(Data items)
● ● ●

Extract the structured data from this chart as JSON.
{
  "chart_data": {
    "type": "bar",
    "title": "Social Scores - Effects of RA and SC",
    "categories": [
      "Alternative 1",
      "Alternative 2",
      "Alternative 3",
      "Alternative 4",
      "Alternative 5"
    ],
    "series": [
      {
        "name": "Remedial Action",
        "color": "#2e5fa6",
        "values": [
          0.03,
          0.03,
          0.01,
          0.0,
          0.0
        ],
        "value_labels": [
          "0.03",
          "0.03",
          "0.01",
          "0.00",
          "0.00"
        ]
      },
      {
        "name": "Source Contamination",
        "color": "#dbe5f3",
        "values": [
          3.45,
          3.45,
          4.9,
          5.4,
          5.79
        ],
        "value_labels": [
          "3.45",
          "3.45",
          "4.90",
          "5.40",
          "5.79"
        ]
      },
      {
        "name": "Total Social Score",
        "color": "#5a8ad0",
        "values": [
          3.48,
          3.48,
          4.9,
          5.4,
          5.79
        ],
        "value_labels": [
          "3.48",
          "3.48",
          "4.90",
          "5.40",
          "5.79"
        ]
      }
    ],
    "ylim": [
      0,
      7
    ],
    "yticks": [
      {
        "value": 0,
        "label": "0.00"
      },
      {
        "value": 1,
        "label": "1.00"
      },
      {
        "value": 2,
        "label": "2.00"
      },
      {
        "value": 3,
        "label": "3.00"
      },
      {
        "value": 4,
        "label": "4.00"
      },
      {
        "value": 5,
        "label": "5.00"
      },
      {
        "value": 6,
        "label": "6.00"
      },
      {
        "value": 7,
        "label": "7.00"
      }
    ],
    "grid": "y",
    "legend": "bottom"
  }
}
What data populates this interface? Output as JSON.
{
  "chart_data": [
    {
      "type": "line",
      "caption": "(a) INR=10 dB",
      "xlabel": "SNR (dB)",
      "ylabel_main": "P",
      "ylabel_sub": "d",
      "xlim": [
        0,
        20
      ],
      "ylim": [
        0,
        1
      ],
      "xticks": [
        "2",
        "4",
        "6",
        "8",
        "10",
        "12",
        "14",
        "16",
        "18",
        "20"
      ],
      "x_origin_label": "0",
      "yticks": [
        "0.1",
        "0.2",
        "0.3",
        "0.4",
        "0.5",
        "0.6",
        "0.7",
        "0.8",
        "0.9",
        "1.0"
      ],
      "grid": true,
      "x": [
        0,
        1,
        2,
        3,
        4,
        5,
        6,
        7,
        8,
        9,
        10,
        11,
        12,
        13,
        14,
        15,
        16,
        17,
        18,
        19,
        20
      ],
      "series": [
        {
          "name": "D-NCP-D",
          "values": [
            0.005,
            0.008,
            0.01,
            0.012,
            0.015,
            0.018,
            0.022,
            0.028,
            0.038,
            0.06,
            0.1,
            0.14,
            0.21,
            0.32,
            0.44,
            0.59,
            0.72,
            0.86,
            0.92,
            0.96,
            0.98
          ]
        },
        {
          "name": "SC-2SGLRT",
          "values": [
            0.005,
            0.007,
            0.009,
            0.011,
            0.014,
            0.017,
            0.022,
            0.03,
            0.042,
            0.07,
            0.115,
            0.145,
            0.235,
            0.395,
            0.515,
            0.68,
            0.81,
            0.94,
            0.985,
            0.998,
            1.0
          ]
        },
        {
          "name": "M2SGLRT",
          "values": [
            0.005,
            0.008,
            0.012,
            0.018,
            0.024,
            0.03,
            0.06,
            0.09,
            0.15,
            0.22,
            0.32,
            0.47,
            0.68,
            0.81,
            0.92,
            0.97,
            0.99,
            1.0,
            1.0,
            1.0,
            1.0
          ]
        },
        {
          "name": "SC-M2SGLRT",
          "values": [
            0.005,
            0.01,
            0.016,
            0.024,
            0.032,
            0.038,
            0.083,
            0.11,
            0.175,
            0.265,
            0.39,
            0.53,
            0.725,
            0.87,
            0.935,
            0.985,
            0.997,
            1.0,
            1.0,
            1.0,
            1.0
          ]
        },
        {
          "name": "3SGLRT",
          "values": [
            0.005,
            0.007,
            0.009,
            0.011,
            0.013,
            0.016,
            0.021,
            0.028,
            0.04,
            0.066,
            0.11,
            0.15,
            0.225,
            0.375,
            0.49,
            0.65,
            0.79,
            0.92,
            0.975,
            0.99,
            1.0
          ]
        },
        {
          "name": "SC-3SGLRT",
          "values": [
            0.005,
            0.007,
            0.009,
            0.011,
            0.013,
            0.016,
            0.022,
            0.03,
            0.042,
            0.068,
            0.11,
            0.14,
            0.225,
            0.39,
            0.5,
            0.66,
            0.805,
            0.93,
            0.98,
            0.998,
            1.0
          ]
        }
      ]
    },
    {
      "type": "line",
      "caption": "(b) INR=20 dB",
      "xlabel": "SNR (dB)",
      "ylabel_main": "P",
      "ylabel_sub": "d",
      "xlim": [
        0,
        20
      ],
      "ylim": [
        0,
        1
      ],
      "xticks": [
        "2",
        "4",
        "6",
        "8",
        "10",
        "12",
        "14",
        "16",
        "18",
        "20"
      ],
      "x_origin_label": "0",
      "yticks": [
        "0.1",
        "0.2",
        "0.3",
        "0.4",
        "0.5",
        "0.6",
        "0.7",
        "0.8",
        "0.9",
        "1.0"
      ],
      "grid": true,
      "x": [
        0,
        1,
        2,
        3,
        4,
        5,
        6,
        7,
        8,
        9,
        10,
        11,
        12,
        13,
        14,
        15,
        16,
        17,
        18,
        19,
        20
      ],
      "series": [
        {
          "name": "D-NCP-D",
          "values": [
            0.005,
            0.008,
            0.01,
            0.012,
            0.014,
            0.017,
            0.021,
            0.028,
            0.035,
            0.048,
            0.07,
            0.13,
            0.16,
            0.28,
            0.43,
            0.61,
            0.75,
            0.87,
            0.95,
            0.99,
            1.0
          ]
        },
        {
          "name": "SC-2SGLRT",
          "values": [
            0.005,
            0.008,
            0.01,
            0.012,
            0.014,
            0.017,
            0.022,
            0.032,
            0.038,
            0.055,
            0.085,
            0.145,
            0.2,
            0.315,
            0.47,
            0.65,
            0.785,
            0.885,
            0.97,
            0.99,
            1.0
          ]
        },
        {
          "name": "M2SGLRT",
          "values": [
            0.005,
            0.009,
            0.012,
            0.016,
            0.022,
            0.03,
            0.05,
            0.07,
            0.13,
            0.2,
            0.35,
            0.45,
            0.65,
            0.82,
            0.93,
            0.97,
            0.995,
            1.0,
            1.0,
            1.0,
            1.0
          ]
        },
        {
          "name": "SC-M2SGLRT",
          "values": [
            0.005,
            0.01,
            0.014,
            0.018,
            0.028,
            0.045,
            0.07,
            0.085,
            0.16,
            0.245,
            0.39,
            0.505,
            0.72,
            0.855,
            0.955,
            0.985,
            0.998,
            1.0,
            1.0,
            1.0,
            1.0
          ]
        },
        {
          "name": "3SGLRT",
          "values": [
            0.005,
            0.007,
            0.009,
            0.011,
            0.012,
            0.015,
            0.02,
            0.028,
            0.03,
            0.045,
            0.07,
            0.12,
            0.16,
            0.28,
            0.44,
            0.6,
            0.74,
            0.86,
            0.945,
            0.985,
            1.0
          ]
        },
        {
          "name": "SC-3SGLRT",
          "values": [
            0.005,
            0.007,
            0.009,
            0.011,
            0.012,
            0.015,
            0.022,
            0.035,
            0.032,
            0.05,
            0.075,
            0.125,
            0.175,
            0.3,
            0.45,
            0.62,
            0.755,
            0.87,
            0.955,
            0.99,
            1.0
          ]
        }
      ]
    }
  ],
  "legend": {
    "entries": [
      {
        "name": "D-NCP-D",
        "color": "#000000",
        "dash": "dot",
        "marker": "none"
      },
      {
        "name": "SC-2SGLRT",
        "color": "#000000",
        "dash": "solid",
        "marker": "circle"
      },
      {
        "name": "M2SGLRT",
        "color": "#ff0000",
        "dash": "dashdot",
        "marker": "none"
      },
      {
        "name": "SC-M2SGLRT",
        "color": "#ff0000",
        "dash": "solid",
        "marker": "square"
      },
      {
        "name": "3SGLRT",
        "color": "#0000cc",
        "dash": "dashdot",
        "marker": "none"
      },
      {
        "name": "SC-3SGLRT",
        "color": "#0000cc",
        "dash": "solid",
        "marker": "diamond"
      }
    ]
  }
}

● ● ●

### Work instructions
Find every line that holds "Alternative" and copy it.

### Problem solution
      "Alternative 1",
      "Alternative 2",
      "Alternative 3",
      "Alternative 4",
      "Alternative 5"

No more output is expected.